[START Provided records]

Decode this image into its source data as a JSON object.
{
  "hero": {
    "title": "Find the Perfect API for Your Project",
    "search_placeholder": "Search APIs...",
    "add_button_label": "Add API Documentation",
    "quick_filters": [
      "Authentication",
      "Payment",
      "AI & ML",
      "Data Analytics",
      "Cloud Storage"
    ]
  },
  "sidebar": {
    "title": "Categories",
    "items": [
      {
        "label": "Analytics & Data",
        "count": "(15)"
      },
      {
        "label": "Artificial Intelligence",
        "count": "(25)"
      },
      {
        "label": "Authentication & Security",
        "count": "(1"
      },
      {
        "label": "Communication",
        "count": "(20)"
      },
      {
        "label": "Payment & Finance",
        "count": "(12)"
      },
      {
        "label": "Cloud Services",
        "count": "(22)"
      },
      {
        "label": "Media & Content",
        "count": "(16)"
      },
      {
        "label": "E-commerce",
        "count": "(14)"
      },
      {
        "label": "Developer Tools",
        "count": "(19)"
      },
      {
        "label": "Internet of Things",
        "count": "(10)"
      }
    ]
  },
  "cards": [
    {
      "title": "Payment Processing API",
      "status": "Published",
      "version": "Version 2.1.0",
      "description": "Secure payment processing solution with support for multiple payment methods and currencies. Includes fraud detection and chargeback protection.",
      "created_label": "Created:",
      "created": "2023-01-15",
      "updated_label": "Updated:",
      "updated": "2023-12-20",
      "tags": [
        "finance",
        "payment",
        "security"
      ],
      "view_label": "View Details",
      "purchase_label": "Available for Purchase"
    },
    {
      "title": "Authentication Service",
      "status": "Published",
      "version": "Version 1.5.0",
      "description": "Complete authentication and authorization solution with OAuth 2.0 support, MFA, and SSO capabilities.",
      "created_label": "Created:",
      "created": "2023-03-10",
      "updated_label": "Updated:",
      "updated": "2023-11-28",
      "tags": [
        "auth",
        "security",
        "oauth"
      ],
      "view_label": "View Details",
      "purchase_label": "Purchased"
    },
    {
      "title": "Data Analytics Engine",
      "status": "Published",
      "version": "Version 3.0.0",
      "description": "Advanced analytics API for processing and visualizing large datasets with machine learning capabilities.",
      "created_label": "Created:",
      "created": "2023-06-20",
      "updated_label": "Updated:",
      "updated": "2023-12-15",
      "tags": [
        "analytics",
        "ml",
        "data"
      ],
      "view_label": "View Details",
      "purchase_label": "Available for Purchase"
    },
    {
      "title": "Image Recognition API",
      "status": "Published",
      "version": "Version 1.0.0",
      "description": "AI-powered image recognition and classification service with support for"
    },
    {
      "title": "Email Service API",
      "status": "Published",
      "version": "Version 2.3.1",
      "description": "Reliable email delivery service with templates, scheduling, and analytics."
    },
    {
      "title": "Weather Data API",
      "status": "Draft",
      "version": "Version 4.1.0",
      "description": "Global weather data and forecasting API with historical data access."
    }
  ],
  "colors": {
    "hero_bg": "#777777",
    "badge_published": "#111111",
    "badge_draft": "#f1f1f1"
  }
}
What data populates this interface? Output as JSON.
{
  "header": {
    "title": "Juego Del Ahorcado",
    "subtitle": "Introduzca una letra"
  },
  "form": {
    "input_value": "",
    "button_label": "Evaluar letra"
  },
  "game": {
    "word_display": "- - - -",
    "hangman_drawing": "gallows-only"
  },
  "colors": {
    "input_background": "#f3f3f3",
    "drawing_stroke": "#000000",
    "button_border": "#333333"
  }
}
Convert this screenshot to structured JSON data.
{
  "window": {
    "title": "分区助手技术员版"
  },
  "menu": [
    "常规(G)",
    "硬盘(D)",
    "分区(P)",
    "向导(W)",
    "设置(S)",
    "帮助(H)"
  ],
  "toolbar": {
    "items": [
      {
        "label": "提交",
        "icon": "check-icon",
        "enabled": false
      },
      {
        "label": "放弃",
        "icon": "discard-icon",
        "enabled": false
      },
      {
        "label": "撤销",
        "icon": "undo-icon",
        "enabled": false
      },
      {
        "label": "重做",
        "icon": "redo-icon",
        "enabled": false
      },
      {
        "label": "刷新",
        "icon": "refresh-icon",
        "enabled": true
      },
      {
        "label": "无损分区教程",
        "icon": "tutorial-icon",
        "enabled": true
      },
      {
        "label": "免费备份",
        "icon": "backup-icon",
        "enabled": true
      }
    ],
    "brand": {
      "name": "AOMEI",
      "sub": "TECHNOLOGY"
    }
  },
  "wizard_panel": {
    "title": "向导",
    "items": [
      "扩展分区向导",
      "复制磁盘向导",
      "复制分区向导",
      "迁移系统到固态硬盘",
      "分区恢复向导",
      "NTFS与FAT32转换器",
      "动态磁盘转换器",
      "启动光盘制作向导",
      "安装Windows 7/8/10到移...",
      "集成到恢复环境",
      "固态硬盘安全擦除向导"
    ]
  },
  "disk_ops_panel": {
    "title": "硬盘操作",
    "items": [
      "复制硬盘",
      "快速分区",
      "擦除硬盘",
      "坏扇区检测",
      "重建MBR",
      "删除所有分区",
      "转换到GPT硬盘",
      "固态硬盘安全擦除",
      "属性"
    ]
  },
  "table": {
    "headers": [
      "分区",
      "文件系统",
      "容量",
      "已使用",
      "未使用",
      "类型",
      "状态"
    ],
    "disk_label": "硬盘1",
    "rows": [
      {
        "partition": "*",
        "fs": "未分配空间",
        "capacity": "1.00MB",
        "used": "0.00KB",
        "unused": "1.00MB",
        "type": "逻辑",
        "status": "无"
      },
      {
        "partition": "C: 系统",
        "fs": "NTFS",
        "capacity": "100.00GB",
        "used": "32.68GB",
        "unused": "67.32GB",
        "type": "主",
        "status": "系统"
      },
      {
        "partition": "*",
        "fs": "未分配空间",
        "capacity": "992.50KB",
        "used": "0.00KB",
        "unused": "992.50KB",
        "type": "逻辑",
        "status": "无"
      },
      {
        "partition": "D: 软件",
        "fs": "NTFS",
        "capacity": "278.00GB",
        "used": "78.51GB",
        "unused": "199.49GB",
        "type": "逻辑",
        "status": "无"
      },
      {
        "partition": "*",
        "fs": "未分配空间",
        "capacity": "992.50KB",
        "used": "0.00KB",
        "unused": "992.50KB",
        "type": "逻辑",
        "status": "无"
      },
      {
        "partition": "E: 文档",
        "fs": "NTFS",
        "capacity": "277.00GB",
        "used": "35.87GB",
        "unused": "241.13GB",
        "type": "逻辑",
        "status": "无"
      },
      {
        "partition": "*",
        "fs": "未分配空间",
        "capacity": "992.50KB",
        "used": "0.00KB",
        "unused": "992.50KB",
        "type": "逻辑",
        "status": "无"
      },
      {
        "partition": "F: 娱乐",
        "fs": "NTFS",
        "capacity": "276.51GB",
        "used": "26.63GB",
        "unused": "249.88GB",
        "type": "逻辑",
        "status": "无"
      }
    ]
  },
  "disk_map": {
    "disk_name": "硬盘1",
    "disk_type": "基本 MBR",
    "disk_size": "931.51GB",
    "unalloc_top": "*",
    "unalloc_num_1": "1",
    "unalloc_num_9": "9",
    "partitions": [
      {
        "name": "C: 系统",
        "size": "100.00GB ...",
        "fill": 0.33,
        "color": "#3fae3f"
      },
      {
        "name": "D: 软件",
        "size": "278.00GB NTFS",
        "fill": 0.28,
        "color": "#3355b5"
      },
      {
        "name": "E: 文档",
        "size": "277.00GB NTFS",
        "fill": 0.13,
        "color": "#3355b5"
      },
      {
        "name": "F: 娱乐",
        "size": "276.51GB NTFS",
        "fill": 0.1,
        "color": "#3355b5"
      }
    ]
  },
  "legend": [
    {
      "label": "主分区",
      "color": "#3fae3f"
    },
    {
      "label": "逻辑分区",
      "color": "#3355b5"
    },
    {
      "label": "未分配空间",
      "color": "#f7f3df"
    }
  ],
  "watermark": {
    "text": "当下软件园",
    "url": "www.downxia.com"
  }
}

[END Provided records]

> What the task requires
Go through the records above and copy every line with the word "icon".

> Task response
        "icon": "check-icon",
        "icon": "discard-icon",
        "icon": "undo-icon",
        "icon": "redo-icon",
        "icon": "refresh-icon",
        "icon": "tutorial-icon",
        "icon": "backup-icon",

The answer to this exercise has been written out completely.